Россия вошла в XX в., столкнувшись с насущной необходимостью кредитных вливаний в свою экономику. Страна была вынуждена обращаться и за иностранными займами. Однако распространился слух, будто сто тысяч еврейских банкиров со всего мира (о чем якобы говорил крупнейший английский банкир лорд Ротшильд) обязались из-за гонений на российских евреев препятствовать русским финансовым операциям. Об этом министру финансов В.Н. Коковцову 8(21) октября 1905 г. сообщил американец Ч. Мейер, объезжавший по его поручению европейские столицы для выяснения возможности получения Россией займов[1].
Финансовые отношения России с Западом в их взаимосвязи с политикой самодержавия по отношению к евреям были предметом внимания власти уже в конце XIX в. Этому вопросу в современной историографии уделяется все возрастающее внимание[2]. Началом установления связи между указанными факторами российской жизни можно считать разговор Александра III с министром финансов С.Ю. Витте, который на вопрос царя: «Правда ли, что вы стоите за евреев?» – ответил, что видит единственное решение еврейской проблемы в предоставлении евреям равноправия. Царь, по словам Витте, выслушал это молча[3].
Александр Васильевич Давыдов, работавший с 1912 г. чиновником особых поручений особенной канцелярии по кредитной части Министерства финансов, а с 1913 г. – чиновником особых поручений министерства, вспоминал в эмиграции, как директор канцелярии Леонид Федорович Давыдов (видимо, однофамилец мемуариста) показал ему дело «Попытка сговора русского императорского правительства с иностранным еврейством о прекращении им поддержки революционного движения в России»3а (далее «Дело».– А.М.).
Из «Дела» следует, что в ходе разговора с Витте царь высказал желание любыми методами покончить с революционной деятельностью евреев. Витте заявил, что применение силы «губительно отзовется на русском государственном кредите, так как закроет для него иностранные денежные рынки, всецело находящиеся в руках евреев». Далее он сказал о необходимости выяснить, с кем за границей надо вести переговоры, так как финансовая поддержка революции идет из-за рубежа. Для этого Витте предложил назначить агентом Министерства финансов в Париже еврея А.Г. Рафаловича, специалиста по финансам и экономике, обладавшего большими средствами и обширными знакомствами среди французских банкиров-евреев[4]. Рафалович еще с конца 1889 г. «безвозмездно, по собственному желанию» исполнял там обязанности агента. А в декабре 1894 г. он получил официальное назначение на эту должность[5]. Отсюда можно заключить, что разговор Витте с царем происходил в 1894 г.
В том же году Витте разместил (преимущественно на парижской бирже) «Российский 3,5%-й золотой заем 1894 г.» на сумму 100 млн. рублей, осуществленный в основном группой Ротшильда, в том числе с участием лондонского дома Ротшильдов[6]. В 1896 г. Витте произвел через синдикат, возглавляемый парижским Ротшильдом, еще один заем на 100 млн. рублей[7].

..............................

(Задачи)
1. Оформите нумерованным списком строки ниже, начиная с самой первой из них и заканчивая той, где есть «beaufort-label: 1 [105, 387, 114, 403]», включая обе. Пустые строки не включайте.
2. Напишите продолжение текста о зарубежных займах России, начиная сразу после его последнего предложения.
Текст о зарубежных займах России и строки ниже никак не зависят друг от друга.

(Представленные данные)

..............................

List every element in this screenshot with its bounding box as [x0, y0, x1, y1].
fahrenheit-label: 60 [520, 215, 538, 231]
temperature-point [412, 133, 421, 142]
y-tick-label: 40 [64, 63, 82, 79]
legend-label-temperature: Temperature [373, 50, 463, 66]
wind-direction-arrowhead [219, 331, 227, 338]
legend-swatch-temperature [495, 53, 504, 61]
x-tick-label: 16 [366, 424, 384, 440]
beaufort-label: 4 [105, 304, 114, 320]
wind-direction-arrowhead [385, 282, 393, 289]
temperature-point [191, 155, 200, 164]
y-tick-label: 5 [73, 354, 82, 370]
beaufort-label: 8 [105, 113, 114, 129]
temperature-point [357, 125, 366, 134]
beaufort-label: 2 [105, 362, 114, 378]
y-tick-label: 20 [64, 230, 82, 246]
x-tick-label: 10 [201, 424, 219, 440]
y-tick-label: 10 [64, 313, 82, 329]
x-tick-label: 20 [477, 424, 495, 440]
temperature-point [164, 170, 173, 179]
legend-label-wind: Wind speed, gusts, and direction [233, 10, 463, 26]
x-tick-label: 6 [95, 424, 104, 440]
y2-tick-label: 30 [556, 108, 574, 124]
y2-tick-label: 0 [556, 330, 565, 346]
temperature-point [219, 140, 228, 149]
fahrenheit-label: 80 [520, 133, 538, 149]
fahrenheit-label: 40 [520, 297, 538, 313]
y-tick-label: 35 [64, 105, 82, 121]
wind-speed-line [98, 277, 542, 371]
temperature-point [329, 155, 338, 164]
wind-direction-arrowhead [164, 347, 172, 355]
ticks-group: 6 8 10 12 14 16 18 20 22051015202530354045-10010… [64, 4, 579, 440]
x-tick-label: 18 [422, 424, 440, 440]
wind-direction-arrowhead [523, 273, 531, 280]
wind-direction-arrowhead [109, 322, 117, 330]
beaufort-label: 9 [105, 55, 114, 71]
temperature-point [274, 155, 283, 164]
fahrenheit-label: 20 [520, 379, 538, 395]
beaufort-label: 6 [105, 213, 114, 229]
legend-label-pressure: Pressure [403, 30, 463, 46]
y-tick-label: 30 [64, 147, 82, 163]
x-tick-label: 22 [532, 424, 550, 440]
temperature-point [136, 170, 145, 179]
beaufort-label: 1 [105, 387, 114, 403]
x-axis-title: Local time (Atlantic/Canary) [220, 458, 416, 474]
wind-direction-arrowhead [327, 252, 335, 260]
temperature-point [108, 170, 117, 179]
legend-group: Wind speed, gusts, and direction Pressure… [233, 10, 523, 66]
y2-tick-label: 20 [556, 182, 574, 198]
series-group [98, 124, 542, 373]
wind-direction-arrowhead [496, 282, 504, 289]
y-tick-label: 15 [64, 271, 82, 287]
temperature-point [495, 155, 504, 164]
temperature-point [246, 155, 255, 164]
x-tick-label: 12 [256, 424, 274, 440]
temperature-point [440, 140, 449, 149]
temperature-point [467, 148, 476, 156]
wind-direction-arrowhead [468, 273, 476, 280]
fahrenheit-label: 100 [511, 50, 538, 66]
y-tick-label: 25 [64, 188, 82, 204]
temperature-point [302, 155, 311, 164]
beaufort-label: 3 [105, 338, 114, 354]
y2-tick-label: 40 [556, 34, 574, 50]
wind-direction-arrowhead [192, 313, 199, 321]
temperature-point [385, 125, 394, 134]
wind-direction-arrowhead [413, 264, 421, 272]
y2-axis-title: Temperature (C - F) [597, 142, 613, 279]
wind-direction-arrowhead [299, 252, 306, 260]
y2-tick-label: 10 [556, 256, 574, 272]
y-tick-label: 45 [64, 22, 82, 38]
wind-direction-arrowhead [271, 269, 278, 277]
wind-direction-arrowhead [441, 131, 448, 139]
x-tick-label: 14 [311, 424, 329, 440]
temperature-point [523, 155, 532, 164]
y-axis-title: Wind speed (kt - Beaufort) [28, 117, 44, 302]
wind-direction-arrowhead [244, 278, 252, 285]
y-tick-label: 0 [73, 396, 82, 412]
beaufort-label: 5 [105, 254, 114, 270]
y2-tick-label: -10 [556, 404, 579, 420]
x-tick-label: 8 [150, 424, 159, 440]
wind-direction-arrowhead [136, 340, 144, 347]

..............................

(Ответы по задачам)
1.
1. List every element in this screenshot with its bounding box as [x0, y0, x1, y1].
2. fahrenheit-label: 60 [520, 215, 538, 231]
3. temperature-point [412, 133, 421, 142]
4. y-tick-label: 40 [64, 63, 82, 79]
5. legend-label-temperature: Temperature [373, 50, 463, 66]
6. wind-direction-arrowhead [219, 331, 227, 338]
7. legend-swatch-temperature [495, 53, 504, 61]
8. x-tick-label: 16 [366, 424, 384, 440]
9. beaufort-label: 4 [105, 304, 114, 320]
10. wind-direction-arrowhead [385, 282, 393, 289]
11. temperature-point [191, 155, 200, 164]
12. y-tick-label: 5 [73, 354, 82, 370]
13. beaufort-label: 8 [105, 113, 114, 129]
14. temperature-point [357, 125, 366, 134]
15. beaufort-label: 2 [105, 362, 114, 378]
16. y-tick-label: 20 [64, 230, 82, 246]
17. x-tick-label: 10 [201, 424, 219, 440]
18. y-tick-label: 10 [64, 313, 82, 329]
19. x-tick-label: 20 [477, 424, 495, 440]
20. temperature-point [164, 170, 173, 179]
21. legend-label-wind: Wind speed, gusts, and direction [233, 10, 463, 26]
22. x-tick-label: 6 [95, 424, 104, 440]
23. y2-tick-label: 30 [556, 108, 574, 124]
24. y2-tick-label: 0 [556, 330, 565, 346]
25. temperature-point [219, 140, 228, 149]
26. fahrenheit-label: 80 [520, 133, 538, 149]
27. fahrenheit-label: 40 [520, 297, 538, 313]
28. y-tick-label: 35 [64, 105, 82, 121]
29. wind-speed-line [98, 277, 542, 371]
30. temperature-point [329, 155, 338, 164]
31. wind-direction-arrowhead [164, 347, 172, 355]
32. ticks-group: 6 8 10 12 14 16 18 20 22051015202530354045-10010… [64, 4, 579, 440]
33. x-tick-label: 18 [422, 424, 440, 440]
34. wind-direction-arrowhead [523, 273, 531, 280]
35. wind-direction-arrowhead [109, 322, 117, 330]
36. beaufort-label: 9 [105, 55, 114, 71]
37. temperature-point [274, 155, 283, 164]
38. fahrenheit-label: 20 [520, 379, 538, 395]
39. beaufort-label: 6 [105, 213, 114, 229]
40. legend-label-pressure: Pressure [403, 30, 463, 46]
41. y-tick-label: 30 [64, 147, 82, 163]
42. x-tick-label: 22 [532, 424, 550, 440]
43. temperature-point [136, 170, 145, 179]
44. beaufort-label: 1 [105, 387, 114, 403]

2.
Программа Витте, включавшая масштабное строительство железных дорог, покровительственную систему и активную экономическую политику на Востоке, требовала выхода на новые зарубежные денежные рынки, в первую очередь английский и американский. Уже после заключения «золотого займа» Рафалович в 1894 г. беседовал в Лондоне с Ротшильдом о возможности расширения экономических и финансовых связей, но практического результата эта беседа не дала.
Неудачной оказалась и попытка вновь вступить в переговоры с лордом Ротшильдом, о чем назначенный в 1898 г. финансовым агентом в Лондоне дипломат, публицист и историк С.С. Татищев[8] сообщал 26 мая (8 июня) того же года Витте[9]. Это было не официальное донесение, а личное письмо, написанное Татищевым в день встречи с Ротшильдом. Тот ушел в сторону от финансовых вопросов и говорил только о политических отношениях России с Великобританией. Причину расхождения этих стран в политике и торговле Ротшильд объяснял тем, что русская дипломатия отказалась действовать в согласии с английской «в армянском и критском деле», на Балканах и на «Крайнем Востоке». Татищев спросил, не является ли причиной неудовольствия английских финансистов положение евреев в России. Ротшильд ответил, что «я не ставлю в зависимость от личных интересов общественное дело» и что «я хоть и еврей, а понимаю, что Англия должна выступать на Востоке как христианская страна». Заключил Ротшильд тем, что лондонская биржа будет сотрудничать с Россией только в случае политического примирения[10].
В апреле 1901 г. при посредстве парижского Ротшильда был осуществлен новый 4%-й заем на сумму 424 млн. франков (159 млн. рублей)[11], а в марте 1902 г. синдикат, составленный из германских, голландских и русских банкирских домов и кредитных учреждений, реализовал заем на сумму 182 млн. рублей. Из них 139 млн. рублей (300 млн. германских марок) взяли на себя зарубежные банки во главе с берлинским банкирским домом «Мендельсон и Ко» (его руководителем был Э. фон Мендельсон-Бартольди), а остальные 43 млн. рублей – русские банки[12].
Пересказывая «Дело», Давыдов не упоминал о временных рамках. Поэтому неясно, в самом ли «Деле» или в его изложении Давыдовым произошло хронологическое смещение событий. По рассказу Давыдова, через несколько месяцев своего пребывания в должности финансового агента Рафалович беседовал о финансовой поддержке российских революционеров с одним из французских Ротшильдов. Тот переадресовал Рафаловича к лорду Ротшильду, который в свою очередь направил агента в Нью-Йорк к банкиру Якобу Шиффу[13], немецкому еврею, который в 1885 г. возглавил нью-йоркскую банкирскую фирму «Кун, Леб и К°», ставшую одним из самых крупных частных инвестиционных банков в США.
В «Деле» было указано, что финансовым агентом в Вашингтоне «немедленно» назначили еврея Г.А. Виленкина. Виленкин был зятем крупного финансиста И. Зелигмана, вместе с братом возглавлявшего несколько банкирских домов, основные из которых находились в Лондоне и Нью-Йорке; Зелигман был родственником Шиффа (нью-йоркский банкирский дом братьев Зелигман примыкал к фирме Шиффа).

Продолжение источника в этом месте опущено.